**AIM:** Drop the pictures, then extract the listing word for word.

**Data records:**

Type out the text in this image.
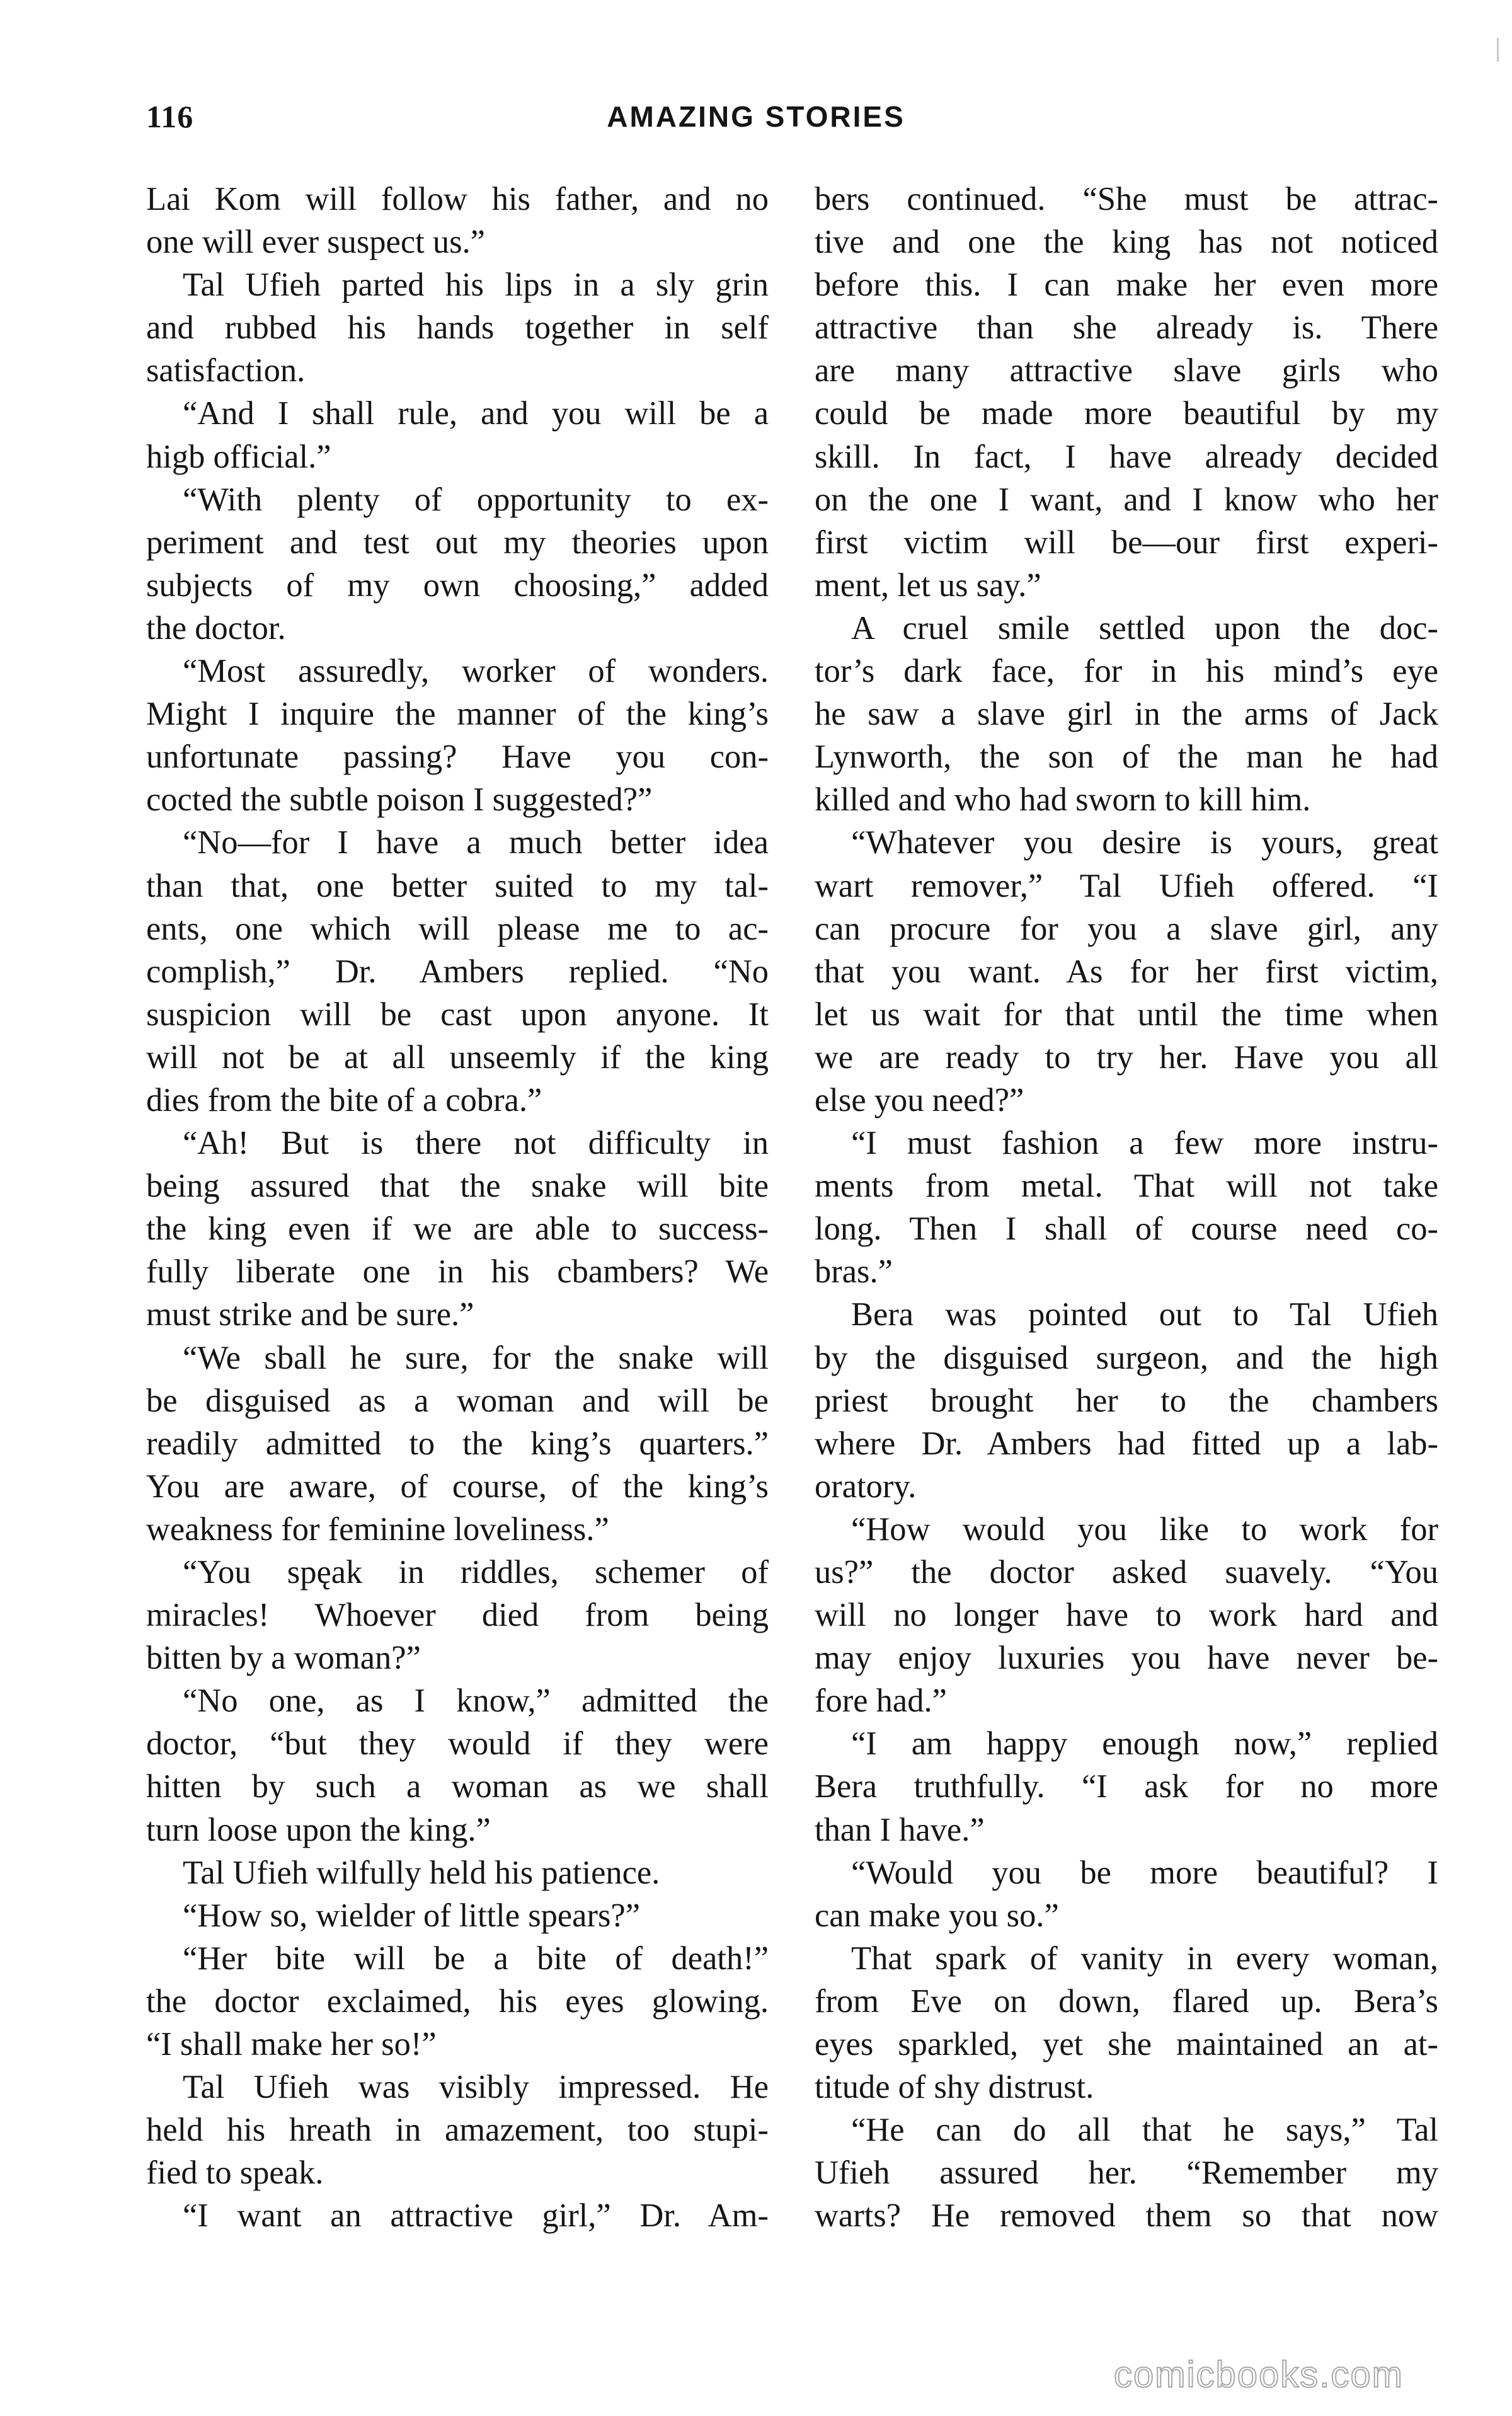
116	AMAZING STORIES
Lai Kom will follow his father, and no
one will ever suspect us.”
Tal Ufieh parted his lips in a sly grin
and rubbed his hands together in self
satisfaction.
“And I shall rule, and you will be a
higb official.”
“With plenty of opportunity to ex-
periment and test out my theories upon
subjects of my own choosing,” added
the doctor.
“Most assuredly, worker of wonders.
Might I inquire the manner of the king’s
unfortunate passing? Have you con-
cocted the subtle poison I suggested?”
“No—for I have a much better idea
than that, one better suited to my tal-
ents, one which will please me to ac-
complish,” Dr. Ambers replied. “No
suspicion will be cast upon anyone. It
will not be at all unseemly if the king
dies from the bite of a cobra.”
“Ah! But is there not difficulty in
being assured that the snake will bite
the king even if we are able to success-
fully liberate one in his cbambers? We
must strike and be sure.”
“We sball he sure, for the snake will
be disguised as a woman and will be
readily admitted to the king’s quarters.”
You are aware, of course, of the king’s
weakness for feminine loveliness.”
“You spęak in riddles, schemer of
miracles! Whoever died from being
bitten by a woman?”
“No one, as I know,” admitted the
doctor, “but they would if they were
hitten by such a woman as we shall
turn loose upon the king.”
Tal Ufieh wilfully held his patience.
“How so, wielder of little spears?”
“Her bite will be a bite of death!”
the doctor exclaimed, his eyes glowing.
“I shall make her so!”
Tal Ufieh was visibly impressed. He
held his hreath in amazement, too stupi-
fied to speak.
“I want an attractive girl,” Dr. Am-
bers continued. “She must be attrac-
tive and one the king has not noticed
before this. I can make her even more
attractive than she already is. There
are many attractive slave girls who
could be made more beautiful by my
skill. In fact, I have already decided
on the one I want, and I know who her
first victim will be—our first experi-
ment, let us say.”
A cruel smile settled upon the doc-
tor’s dark face, for in his mind’s eye
he saw a slave girl in the arms of Jack
Lynworth, the son of the man he had
killed and who had sworn to kill him.
“Whatever you desire is yours, great
wart remover,” Tal Ufieh offered. “I
can procure for you a slave girl, any
that you want. As for her first victim,
let us wait for that until the time when
we are ready to try her. Have you all
else you need?”
“I must fashion a few more instru-
ments from metal. That will not take
long. Then I shall of course need co-
bras.”
Bera was pointed out to Tal Ufieh
by the disguised surgeon, and the high
priest brought her to the chambers
where Dr. Ambers had fitted up a lab-
oratory.
“How would you like to work for
us?” the doctor asked suavely. “You
will no longer have to work hard and
may enjoy luxuries you have never be-
fore had.”
“I am happy enough now,” replied
Bera truthfully. “I ask for no more
than I have.”
“Would you be more beautiful? I
can make you so.”
That spark of vanity in every woman,
from Eve on down, flared up. Bera’s
eyes sparkled, yet she maintained an at-
titude of shy distrust.
“He can do all that he says,” Tal
Ufieh assured her. “Remember my
warts? He removed them so that now
comicbooks.com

**RESPONSE TO THIS EXERCISE:**
Type out the text in this image.
116	AMAZING STORIES
Lai Kom will follow his father, and no
one will ever suspect us.”
Tal Ufieh parted his lips in a sly grin
and rubbed his hands together in self
satisfaction.
“And I shall rule, and you will be a
higb official.”
“With plenty of opportunity to ex-
periment and test out my theories upon
subjects of my own choosing,” added
the doctor.
“Most assuredly, worker of wonders.
Might I inquire the manner of the king’s
unfortunate passing? Have you con-
cocted the subtle poison I suggested?”
“No—for I have a much better idea
than that, one better suited to my tal-
ents, one which will please me to ac-
complish,” Dr. Ambers replied. “No
suspicion will be cast upon anyone. It
will not be at all unseemly if the king
dies from the bite of a cobra.”
“Ah! But is there not difficulty in
being assured that the snake will bite
the king even if we are able to success-
fully liberate one in his cbambers? We
must strike and be sure.”
“We sball he sure, for the snake will
be disguised as a woman and will be
readily admitted to the king’s quarters.”
You are aware, of course, of the king’s
weakness for feminine loveliness.”
“You spęak in riddles, schemer of
miracles! Whoever died from being
bitten by a woman?”
“No one, as I know,” admitted the
doctor, “but they would if they were
hitten by such a woman as we shall
turn loose upon the king.”
Tal Ufieh wilfully held his patience.
“How so, wielder of little spears?”
“Her bite will be a bite of death!”
the doctor exclaimed, his eyes glowing.
“I shall make her so!”
Tal Ufieh was visibly impressed. He
held his hreath in amazement, too stupi-
fied to speak.
“I want an attractive girl,” Dr. Am-
bers continued. “She must be attrac-
tive and one the king has not noticed
before this. I can make her even more
attractive than she already is. There
are many attractive slave girls who
could be made more beautiful by my
skill. In fact, I have already decided
on the one I want, and I know who her
first victim will be—our first experi-
ment, let us say.”
A cruel smile settled upon the doc-
tor’s dark face, for in his mind’s eye
he saw a slave girl in the arms of Jack
Lynworth, the son of the man he had
killed and who had sworn to kill him.
“Whatever you desire is yours, great
wart remover,” Tal Ufieh offered. “I
can procure for you a slave girl, any
that you want. As for her first victim,
let us wait for that until the time when
we are ready to try her. Have you all
else you need?”
“I must fashion a few more instru-
ments from metal. That will not take
long. Then I shall of course need co-
bras.”
Bera was pointed out to Tal Ufieh
by the disguised surgeon, and the high
priest brought her to the chambers
where Dr. Ambers had fitted up a lab-
oratory.
“How would you like to work for
us?” the doctor asked suavely. “You
will no longer have to work hard and
may enjoy luxuries you have never be-
fore had.”
“I am happy enough now,” replied
Bera truthfully. “I ask for no more
than I have.”
“Would you be more beautiful? I
can make you so.”
That spark of vanity in every woman,
from Eve on down, flared up. Bera’s
eyes sparkled, yet she maintained an at-
titude of shy distrust.
“He can do all that he says,” Tal
Ufieh assured her. “Remember my
warts? He removed them so that now
comicbooks.com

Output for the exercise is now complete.